SET TASK:
Determine the number of lines containing the word "Family". Reply with it and nothing else.

DATA SHOWN:
◇ ◇ ◇ ◇ ◇ ◇ ◇

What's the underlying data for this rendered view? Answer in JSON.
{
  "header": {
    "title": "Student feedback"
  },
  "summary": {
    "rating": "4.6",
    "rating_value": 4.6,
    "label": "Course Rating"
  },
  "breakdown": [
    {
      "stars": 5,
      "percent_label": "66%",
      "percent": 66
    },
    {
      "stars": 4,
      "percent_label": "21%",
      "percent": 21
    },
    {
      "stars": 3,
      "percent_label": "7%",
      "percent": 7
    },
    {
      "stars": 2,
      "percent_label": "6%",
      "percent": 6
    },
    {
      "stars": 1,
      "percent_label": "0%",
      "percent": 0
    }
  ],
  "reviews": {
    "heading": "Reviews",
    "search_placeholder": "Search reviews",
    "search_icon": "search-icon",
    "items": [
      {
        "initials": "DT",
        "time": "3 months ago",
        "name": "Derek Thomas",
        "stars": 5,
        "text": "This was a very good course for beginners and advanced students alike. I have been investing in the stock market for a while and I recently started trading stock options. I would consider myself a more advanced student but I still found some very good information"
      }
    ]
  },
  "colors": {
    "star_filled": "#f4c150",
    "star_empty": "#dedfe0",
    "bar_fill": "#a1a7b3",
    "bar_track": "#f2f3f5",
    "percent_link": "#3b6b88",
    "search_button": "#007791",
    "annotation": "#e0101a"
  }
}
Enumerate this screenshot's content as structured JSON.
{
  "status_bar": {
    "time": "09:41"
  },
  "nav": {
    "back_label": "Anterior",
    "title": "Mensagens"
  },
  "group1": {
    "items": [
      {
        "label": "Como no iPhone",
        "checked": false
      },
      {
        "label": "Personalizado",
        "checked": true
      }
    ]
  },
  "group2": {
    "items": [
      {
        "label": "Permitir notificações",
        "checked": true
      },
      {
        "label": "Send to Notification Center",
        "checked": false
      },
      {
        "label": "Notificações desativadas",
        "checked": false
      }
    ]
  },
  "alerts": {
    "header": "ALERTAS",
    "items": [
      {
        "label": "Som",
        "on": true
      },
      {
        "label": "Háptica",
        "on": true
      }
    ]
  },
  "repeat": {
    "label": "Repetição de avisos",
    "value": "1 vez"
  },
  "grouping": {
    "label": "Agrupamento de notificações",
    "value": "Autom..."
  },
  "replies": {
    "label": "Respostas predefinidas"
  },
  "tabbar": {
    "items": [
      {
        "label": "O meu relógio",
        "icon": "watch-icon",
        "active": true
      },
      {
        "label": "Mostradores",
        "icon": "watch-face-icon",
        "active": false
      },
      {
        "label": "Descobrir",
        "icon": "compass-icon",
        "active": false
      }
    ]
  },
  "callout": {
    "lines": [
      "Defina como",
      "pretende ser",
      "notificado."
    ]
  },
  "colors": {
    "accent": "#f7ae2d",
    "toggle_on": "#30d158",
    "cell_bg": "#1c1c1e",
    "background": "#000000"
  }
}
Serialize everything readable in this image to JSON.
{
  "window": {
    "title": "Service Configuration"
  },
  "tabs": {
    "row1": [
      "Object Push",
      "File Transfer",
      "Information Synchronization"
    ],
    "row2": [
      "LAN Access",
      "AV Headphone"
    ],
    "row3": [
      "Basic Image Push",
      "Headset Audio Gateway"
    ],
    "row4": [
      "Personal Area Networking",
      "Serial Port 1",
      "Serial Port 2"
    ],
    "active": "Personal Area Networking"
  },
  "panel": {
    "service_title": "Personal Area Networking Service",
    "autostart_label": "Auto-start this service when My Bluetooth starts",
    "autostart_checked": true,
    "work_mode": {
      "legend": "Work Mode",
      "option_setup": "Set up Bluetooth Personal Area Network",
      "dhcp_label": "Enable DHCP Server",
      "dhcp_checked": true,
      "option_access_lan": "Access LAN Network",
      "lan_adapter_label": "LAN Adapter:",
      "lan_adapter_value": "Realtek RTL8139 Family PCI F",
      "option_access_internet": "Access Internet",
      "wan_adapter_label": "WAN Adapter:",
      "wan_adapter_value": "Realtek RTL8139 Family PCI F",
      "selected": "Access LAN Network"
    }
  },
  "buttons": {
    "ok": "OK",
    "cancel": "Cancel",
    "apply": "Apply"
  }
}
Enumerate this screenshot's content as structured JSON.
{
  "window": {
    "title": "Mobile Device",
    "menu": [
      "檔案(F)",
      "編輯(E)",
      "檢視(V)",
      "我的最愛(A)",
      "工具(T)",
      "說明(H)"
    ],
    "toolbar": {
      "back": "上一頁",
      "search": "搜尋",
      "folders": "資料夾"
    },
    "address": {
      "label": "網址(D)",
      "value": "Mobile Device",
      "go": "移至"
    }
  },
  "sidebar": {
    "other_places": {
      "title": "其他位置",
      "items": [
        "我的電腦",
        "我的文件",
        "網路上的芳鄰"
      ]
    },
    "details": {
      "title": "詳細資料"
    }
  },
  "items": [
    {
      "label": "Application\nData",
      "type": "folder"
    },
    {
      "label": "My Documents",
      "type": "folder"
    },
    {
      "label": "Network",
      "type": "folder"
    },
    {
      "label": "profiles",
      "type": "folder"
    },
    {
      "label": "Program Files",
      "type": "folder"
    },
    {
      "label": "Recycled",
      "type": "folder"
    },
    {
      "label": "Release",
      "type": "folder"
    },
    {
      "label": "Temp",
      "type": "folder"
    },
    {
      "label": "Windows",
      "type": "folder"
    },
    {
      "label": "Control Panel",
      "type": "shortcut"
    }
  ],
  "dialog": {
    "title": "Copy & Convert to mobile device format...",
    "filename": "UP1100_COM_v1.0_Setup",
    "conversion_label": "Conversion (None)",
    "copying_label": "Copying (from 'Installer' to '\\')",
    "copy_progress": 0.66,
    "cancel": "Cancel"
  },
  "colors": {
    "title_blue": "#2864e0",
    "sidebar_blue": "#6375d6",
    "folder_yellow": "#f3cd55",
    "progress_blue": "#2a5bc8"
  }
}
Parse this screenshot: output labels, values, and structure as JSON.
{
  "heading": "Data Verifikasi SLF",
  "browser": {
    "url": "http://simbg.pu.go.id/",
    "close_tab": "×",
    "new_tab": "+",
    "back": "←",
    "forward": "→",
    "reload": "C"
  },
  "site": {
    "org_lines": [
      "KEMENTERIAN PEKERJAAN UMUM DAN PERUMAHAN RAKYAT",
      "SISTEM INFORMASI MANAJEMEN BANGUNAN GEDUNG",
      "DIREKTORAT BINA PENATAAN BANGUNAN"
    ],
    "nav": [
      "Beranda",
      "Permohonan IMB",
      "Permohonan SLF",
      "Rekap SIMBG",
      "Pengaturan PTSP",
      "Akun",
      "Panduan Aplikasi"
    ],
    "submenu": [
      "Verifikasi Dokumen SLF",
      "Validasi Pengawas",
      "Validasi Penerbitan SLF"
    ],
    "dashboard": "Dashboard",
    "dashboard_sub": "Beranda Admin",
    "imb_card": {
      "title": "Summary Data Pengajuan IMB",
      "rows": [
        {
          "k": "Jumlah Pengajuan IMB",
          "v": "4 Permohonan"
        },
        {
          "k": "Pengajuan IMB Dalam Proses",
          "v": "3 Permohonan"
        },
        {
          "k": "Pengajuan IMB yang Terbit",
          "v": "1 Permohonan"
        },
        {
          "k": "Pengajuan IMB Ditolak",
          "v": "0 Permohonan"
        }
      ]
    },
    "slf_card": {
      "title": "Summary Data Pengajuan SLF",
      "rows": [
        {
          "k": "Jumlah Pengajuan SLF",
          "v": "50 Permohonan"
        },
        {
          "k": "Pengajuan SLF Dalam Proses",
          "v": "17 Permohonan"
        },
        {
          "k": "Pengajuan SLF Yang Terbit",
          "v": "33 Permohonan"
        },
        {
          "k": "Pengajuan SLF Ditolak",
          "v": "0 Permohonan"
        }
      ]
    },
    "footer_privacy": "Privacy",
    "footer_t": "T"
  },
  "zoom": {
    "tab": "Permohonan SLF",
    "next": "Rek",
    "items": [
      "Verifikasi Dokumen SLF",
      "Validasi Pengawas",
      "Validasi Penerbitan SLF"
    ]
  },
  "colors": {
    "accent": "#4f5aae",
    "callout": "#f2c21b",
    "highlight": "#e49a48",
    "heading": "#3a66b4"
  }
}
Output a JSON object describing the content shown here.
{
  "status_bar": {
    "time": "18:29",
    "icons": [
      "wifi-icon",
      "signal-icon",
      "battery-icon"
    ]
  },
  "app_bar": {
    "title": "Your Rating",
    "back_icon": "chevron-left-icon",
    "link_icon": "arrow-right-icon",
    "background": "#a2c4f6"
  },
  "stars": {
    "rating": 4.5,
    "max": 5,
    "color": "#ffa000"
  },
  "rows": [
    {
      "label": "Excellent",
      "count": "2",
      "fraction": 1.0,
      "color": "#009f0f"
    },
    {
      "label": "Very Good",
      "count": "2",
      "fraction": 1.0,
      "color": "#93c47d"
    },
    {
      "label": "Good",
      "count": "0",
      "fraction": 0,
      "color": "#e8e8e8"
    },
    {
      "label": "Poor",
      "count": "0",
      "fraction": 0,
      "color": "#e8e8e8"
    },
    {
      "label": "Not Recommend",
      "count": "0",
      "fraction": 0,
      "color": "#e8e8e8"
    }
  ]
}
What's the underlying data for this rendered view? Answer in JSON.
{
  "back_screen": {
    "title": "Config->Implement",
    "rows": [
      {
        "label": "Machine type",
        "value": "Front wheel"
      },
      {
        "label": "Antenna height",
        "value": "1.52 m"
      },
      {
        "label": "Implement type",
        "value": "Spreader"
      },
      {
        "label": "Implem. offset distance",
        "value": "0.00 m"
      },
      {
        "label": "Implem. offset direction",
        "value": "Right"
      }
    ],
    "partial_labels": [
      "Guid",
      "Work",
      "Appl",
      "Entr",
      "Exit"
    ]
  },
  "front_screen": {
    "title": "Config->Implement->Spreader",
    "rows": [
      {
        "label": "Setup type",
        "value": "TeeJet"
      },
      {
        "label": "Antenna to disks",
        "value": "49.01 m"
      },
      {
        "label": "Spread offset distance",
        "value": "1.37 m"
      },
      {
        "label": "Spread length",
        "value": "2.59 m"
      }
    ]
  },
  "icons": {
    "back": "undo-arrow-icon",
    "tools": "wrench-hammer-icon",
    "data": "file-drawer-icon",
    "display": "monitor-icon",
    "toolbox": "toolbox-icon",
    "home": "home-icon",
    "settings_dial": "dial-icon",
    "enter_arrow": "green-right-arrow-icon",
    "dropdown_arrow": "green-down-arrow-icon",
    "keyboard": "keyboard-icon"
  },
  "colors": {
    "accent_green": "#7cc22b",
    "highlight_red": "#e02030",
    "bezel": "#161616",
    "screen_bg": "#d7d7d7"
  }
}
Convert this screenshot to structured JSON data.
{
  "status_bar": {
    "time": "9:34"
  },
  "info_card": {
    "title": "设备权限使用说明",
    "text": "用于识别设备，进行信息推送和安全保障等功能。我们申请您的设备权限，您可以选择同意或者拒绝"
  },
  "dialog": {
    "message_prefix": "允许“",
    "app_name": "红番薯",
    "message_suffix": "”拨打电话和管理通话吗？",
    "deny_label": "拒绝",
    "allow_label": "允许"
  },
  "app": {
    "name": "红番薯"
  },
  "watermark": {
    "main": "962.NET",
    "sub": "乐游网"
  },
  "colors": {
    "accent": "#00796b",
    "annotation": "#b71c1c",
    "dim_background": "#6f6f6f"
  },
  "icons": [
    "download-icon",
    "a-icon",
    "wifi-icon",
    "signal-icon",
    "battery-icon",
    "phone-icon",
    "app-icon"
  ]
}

◇ ◇ ◇ ◇ ◇ ◇ ◇

SOLUTION:
2